* Instructions for the task:
In the records that follow, show each line where the word "JSON" is present.

[Records from a dataset]
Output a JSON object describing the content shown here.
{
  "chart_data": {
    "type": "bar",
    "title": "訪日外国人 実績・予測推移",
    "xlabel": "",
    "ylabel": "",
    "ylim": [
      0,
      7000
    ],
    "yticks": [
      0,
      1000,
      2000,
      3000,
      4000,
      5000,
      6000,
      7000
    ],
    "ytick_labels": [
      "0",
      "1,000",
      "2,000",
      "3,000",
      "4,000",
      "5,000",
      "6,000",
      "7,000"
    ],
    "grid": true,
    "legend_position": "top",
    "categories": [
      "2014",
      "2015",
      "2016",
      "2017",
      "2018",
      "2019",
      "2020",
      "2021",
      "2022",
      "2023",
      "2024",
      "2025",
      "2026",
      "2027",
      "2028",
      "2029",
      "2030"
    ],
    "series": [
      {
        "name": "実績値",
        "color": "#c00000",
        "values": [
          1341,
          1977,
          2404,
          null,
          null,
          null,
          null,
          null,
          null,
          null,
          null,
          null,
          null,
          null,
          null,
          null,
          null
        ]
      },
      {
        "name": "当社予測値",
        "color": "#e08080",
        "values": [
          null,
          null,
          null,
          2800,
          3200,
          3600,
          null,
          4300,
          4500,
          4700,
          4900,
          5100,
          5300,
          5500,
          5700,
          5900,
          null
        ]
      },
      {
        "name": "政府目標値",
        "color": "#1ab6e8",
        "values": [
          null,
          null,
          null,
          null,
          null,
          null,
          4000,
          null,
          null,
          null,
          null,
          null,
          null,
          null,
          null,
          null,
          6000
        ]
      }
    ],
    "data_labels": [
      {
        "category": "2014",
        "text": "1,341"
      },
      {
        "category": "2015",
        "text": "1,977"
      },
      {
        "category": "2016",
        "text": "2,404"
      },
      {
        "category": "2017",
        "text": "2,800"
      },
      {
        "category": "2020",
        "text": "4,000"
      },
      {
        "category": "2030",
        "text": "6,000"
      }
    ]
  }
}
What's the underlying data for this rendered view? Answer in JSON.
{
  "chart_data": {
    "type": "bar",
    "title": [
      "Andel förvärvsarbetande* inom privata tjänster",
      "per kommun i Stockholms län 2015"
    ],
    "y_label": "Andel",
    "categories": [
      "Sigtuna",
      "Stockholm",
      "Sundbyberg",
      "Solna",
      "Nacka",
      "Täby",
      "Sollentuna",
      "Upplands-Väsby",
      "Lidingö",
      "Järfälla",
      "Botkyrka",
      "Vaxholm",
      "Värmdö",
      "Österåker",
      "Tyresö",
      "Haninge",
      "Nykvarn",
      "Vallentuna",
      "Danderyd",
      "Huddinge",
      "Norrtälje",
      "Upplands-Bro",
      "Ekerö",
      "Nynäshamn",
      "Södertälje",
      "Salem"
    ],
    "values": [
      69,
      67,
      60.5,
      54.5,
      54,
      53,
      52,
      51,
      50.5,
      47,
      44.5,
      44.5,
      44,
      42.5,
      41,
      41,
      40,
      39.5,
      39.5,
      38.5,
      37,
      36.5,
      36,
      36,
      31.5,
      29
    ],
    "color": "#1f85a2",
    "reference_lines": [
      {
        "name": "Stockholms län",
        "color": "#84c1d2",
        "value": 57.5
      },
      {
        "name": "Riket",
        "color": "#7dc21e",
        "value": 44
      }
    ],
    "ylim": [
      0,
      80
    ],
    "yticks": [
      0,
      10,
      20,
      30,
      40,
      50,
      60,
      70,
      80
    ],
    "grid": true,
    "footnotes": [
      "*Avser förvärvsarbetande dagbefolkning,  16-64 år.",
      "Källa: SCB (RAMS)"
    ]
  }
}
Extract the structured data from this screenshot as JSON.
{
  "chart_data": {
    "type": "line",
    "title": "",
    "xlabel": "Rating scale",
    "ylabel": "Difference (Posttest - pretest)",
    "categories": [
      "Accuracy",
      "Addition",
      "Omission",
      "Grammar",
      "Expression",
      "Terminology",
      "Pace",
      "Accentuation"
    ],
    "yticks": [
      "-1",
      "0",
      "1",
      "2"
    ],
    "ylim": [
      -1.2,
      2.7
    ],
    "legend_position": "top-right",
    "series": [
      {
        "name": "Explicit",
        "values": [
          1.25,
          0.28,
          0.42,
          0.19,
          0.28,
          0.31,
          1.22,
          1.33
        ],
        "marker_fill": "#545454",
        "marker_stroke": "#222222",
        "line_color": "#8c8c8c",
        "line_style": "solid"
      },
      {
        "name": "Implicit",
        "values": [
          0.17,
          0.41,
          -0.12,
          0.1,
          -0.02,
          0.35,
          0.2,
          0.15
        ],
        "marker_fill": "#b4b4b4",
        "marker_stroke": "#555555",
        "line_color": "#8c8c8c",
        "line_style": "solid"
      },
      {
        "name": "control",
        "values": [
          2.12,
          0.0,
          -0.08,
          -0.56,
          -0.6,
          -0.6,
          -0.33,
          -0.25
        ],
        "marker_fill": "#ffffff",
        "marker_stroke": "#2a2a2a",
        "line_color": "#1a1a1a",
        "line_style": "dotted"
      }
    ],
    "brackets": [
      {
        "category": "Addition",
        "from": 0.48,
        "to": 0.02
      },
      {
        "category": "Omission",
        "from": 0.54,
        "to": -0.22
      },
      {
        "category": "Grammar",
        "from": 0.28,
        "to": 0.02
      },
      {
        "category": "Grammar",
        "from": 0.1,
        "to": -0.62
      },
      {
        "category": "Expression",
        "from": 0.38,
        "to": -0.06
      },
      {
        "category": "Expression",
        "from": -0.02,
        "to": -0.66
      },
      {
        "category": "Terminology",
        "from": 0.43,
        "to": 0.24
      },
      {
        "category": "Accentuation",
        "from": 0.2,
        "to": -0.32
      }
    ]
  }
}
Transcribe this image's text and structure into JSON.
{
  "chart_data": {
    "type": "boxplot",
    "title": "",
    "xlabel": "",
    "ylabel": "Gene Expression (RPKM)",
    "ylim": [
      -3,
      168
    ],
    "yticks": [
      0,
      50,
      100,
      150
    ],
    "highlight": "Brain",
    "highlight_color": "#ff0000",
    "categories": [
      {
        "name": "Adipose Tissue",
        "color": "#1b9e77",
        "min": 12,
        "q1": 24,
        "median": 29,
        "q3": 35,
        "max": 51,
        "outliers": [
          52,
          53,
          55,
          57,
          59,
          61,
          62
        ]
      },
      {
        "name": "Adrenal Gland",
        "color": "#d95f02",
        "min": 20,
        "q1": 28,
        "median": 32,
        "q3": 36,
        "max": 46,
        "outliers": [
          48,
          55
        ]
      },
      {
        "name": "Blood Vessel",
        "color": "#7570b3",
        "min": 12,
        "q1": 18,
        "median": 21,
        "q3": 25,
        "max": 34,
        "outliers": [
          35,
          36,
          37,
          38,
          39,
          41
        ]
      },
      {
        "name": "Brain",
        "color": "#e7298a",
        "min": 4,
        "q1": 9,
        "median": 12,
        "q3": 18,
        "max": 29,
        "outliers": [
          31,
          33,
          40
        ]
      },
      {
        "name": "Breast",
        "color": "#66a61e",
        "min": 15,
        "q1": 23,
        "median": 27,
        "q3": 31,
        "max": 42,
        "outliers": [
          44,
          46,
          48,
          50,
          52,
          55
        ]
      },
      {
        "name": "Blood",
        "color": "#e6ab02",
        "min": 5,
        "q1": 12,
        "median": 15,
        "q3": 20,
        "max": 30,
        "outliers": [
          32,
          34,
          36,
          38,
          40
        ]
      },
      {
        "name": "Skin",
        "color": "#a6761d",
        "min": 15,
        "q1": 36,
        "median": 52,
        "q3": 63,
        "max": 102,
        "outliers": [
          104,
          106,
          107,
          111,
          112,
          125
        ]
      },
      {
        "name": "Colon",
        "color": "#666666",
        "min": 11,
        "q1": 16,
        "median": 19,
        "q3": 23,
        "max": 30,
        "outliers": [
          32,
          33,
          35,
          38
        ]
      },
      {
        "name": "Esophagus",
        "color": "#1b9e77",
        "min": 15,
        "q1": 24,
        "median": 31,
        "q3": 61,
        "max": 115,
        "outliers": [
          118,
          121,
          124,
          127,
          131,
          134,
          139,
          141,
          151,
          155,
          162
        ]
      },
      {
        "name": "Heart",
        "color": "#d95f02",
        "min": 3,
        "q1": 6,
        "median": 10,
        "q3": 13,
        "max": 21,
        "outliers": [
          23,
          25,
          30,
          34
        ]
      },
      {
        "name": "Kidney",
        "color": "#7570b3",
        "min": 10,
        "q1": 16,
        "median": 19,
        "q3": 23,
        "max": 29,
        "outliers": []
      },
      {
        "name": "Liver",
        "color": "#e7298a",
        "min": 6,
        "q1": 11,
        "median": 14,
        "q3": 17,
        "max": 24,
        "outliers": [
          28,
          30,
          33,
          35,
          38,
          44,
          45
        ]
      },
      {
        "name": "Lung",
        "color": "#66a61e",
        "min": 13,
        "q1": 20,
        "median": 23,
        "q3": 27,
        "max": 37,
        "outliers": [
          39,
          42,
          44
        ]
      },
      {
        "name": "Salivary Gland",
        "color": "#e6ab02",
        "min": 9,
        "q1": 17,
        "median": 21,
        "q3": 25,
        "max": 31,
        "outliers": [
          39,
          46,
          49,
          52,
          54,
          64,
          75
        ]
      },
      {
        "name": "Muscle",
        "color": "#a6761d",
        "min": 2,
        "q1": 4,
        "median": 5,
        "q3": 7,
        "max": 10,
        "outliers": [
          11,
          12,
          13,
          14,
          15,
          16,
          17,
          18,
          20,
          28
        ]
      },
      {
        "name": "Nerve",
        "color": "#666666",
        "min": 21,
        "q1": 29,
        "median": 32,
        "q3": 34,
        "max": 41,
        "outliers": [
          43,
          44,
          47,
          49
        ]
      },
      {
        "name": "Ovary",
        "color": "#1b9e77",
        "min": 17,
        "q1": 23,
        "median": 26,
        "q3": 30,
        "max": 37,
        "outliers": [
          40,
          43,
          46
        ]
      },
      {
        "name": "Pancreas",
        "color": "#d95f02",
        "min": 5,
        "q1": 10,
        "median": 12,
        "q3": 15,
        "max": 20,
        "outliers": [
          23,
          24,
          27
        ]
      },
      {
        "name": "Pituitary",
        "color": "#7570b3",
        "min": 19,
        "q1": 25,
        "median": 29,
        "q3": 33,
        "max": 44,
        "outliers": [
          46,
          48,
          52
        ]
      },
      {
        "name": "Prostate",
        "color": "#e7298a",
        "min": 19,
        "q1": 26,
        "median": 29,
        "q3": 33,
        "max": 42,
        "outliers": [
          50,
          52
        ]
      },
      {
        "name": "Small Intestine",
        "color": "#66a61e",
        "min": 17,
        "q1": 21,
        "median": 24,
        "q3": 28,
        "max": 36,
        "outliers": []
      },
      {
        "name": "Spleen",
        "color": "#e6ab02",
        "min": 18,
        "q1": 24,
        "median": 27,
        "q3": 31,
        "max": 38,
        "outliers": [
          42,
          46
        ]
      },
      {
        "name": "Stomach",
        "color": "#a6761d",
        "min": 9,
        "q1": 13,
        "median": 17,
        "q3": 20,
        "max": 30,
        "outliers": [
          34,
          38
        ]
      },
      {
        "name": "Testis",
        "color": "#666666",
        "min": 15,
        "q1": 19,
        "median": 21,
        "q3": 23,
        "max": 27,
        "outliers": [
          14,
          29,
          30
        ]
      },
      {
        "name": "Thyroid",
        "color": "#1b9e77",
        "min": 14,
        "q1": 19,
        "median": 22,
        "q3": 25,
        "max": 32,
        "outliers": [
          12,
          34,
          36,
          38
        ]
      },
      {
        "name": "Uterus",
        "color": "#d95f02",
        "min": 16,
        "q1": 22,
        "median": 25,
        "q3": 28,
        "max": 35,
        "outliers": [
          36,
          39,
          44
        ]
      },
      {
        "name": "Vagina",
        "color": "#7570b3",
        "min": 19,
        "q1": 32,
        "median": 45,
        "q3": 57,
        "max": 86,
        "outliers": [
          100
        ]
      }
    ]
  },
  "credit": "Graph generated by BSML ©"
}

* Task solution:
Output a JSON object describing the content shown here.
What's the underlying data for this rendered view? Answer in JSON.
Extract the structured data from this screenshot as JSON.
Transcribe this image's text and structure into JSON.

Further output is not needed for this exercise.